[Task to carry out] Omit all images. Write out the rest of the material exactly.

[Supplied data]
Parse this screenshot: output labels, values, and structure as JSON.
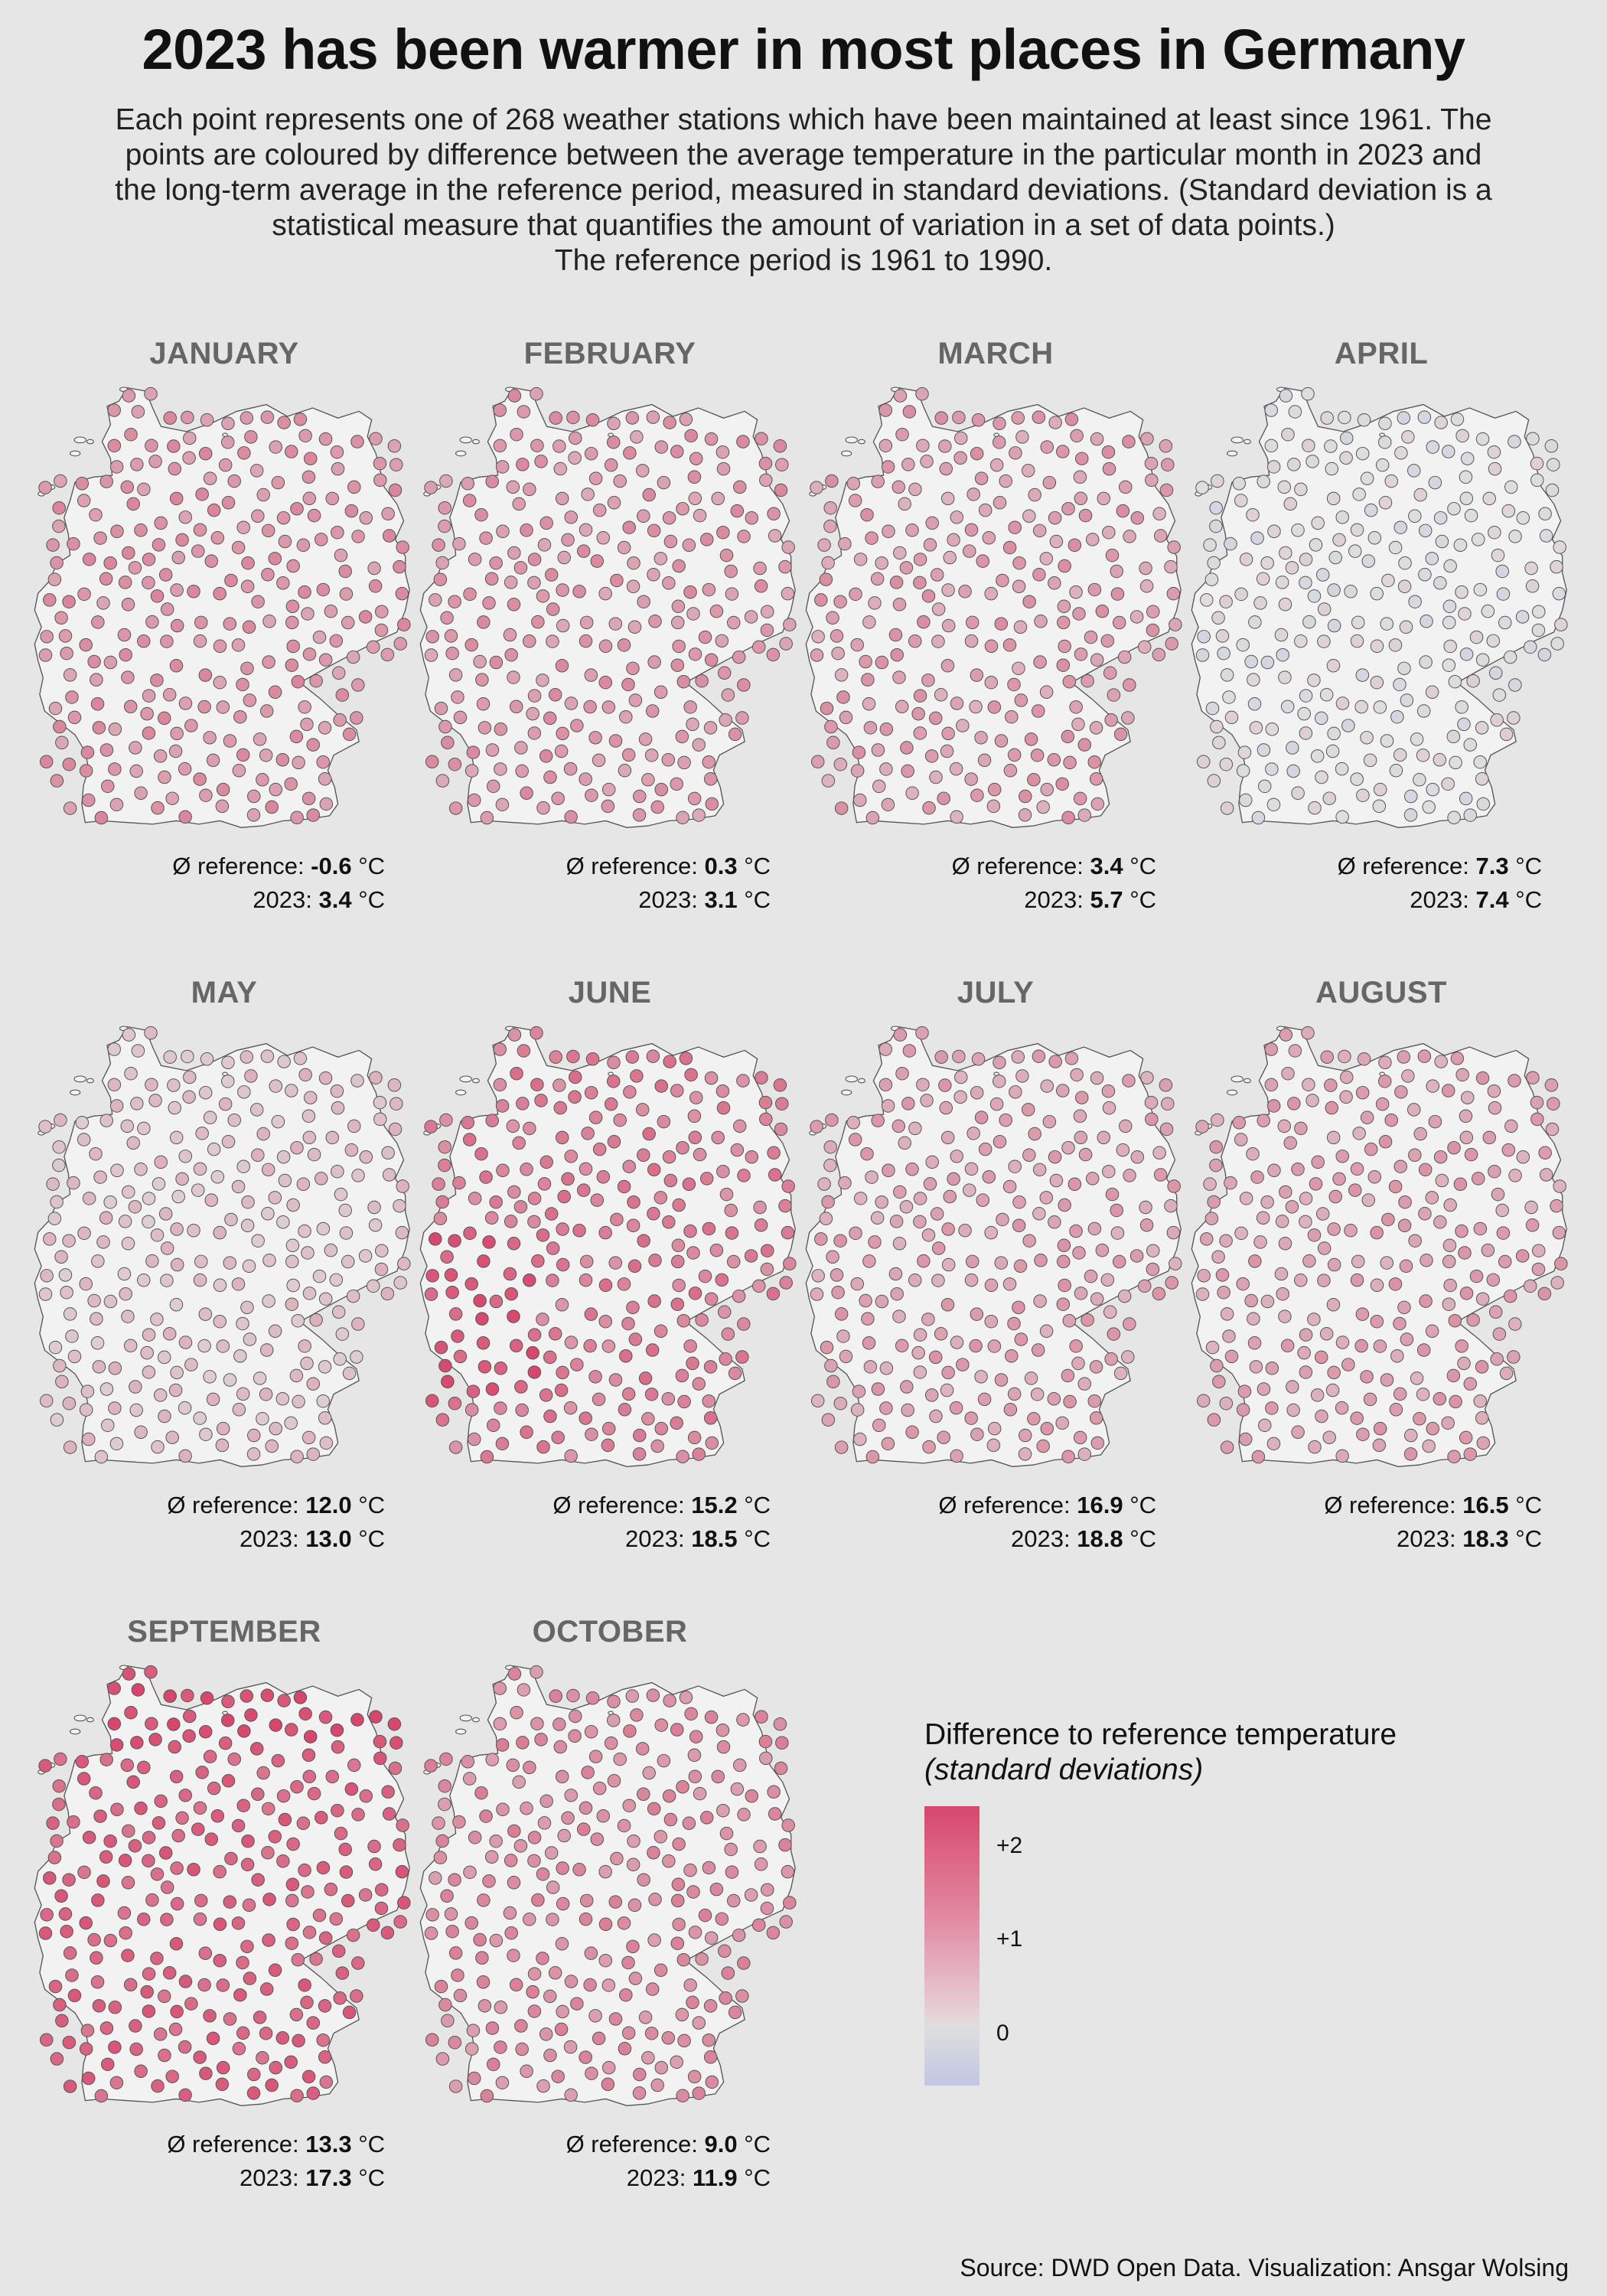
{
  "header": {
    "title": "2023 has been warmer in most places in Germany",
    "subtitle": [
      "Each point represents one of 268 weather stations which have been maintained at least since 1961. The",
      "points are coloured by difference between the average temperature in the particular month in 2023 and",
      "the long-term average in the reference period, measured in standard deviations. (Standard deviation is a",
      "statistical measure that quantifies the amount of variation in a set of data points.)",
      "The reference period is 1961 to 1990."
    ]
  },
  "labels": {
    "reference_prefix": "Ø reference: ",
    "year_prefix": "2023: ",
    "unit": " °C"
  },
  "months": [
    {
      "name": "JANUARY",
      "reference": "-0.6",
      "value_2023": "3.4",
      "mean_sd": 1.05,
      "spread": 0.25
    },
    {
      "name": "FEBRUARY",
      "reference": "0.3",
      "value_2023": "3.1",
      "mean_sd": 1.0,
      "spread": 0.25
    },
    {
      "name": "MARCH",
      "reference": "3.4",
      "value_2023": "5.7",
      "mean_sd": 0.9,
      "spread": 0.28
    },
    {
      "name": "APRIL",
      "reference": "7.3",
      "value_2023": "7.4",
      "mean_sd": 0.03,
      "spread": 0.2
    },
    {
      "name": "MAY",
      "reference": "12.0",
      "value_2023": "13.0",
      "mean_sd": 0.45,
      "spread": 0.22
    },
    {
      "name": "JUNE",
      "reference": "15.2",
      "value_2023": "18.5",
      "mean_sd": 1.35,
      "spread": 0.3
    },
    {
      "name": "JULY",
      "reference": "16.9",
      "value_2023": "18.8",
      "mean_sd": 0.85,
      "spread": 0.25
    },
    {
      "name": "AUGUST",
      "reference": "16.5",
      "value_2023": "18.3",
      "mean_sd": 0.85,
      "spread": 0.25
    },
    {
      "name": "SEPTEMBER",
      "reference": "13.3",
      "value_2023": "17.3",
      "mean_sd": 1.75,
      "spread": 0.25
    },
    {
      "name": "OCTOBER",
      "reference": "9.0",
      "value_2023": "11.9",
      "mean_sd": 1.15,
      "spread": 0.25
    }
  ],
  "legend": {
    "title": "Difference to reference temperature",
    "subtitle": "(standard deviations)",
    "ticks": [
      {
        "label": "+2",
        "value": 2
      },
      {
        "label": "+1",
        "value": 1
      },
      {
        "label": "0",
        "value": 0
      }
    ],
    "range": [
      -0.6,
      2.2
    ]
  },
  "colors": {
    "background": "#e6e6e6",
    "map_fill": "#f2f2f2",
    "map_stroke": "#555555",
    "positive": "#d7476d",
    "neutral": "#dedede",
    "negative": "#b7bde3",
    "month_title": "#666666"
  },
  "source": "Source: DWD Open Data. Visualization: Ansgar Wolsing",
  "station_count": 268
}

[Task output]
Parse this screenshot: output labels, values, and structure as JSON.
{
  "header": {
    "title": "2023 has been warmer in most places in Germany",
    "subtitle": [
      "Each point represents one of 268 weather stations which have been maintained at least since 1961. The",
      "points are coloured by difference between the average temperature in the particular month in 2023 and",
      "the long-term average in the reference period, measured in standard deviations. (Standard deviation is a",
      "statistical measure that quantifies the amount of variation in a set of data points.)",
      "The reference period is 1961 to 1990."
    ]
  },
  "labels": {
    "reference_prefix": "Ø reference: ",
    "year_prefix": "2023: ",
    "unit": " °C"
  },
  "months": [
    {
      "name": "JANUARY",
      "reference": "-0.6",
      "value_2023": "3.4",
      "mean_sd": 1.05,
      "spread": 0.25
    },
    {
      "name": "FEBRUARY",
      "reference": "0.3",
      "value_2023": "3.1",
      "mean_sd": 1.0,
      "spread": 0.25
    },
    {
      "name": "MARCH",
      "reference": "3.4",
      "value_2023": "5.7",
      "mean_sd": 0.9,
      "spread": 0.28
    },
    {
      "name": "APRIL",
      "reference": "7.3",
      "value_2023": "7.4",
      "mean_sd": 0.03,
      "spread": 0.2
    },
    {
      "name": "MAY",
      "reference": "12.0",
      "value_2023": "13.0",
      "mean_sd": 0.45,
      "spread": 0.22
    },
    {
      "name": "JUNE",
      "reference": "15.2",
      "value_2023": "18.5",
      "mean_sd": 1.35,
      "spread": 0.3
    },
    {
      "name": "JULY",
      "reference": "16.9",
      "value_2023": "18.8",
      "mean_sd": 0.85,
      "spread": 0.25
    },
    {
      "name": "AUGUST",
      "reference": "16.5",
      "value_2023": "18.3",
      "mean_sd": 0.85,
      "spread": 0.25
    },
    {
      "name": "SEPTEMBER",
      "reference": "13.3",
      "value_2023": "17.3",
      "mean_sd": 1.75,
      "spread": 0.25
    },
    {
      "name": "OCTOBER",
      "reference": "9.0",
      "value_2023": "11.9",
      "mean_sd": 1.15,
      "spread": 0.25
    }
  ],
  "legend": {
    "title": "Difference to reference temperature",
    "subtitle": "(standard deviations)",
    "ticks": [
      {
        "label": "+2",
        "value": 2
      },
      {
        "label": "+1",
        "value": 1
      },
      {
        "label": "0",
        "value": 0
      }
    ],
    "range": [
      -0.6,
      2.2
    ]
  },
  "colors": {
    "background": "#e6e6e6",
    "map_fill": "#f2f2f2",
    "map_stroke": "#555555",
    "positive": "#d7476d",
    "neutral": "#dedede",
    "negative": "#b7bde3",
    "month_title": "#666666"
  },
  "source": "Source: DWD Open Data. Visualization: Ansgar Wolsing",
  "station_count": 268
}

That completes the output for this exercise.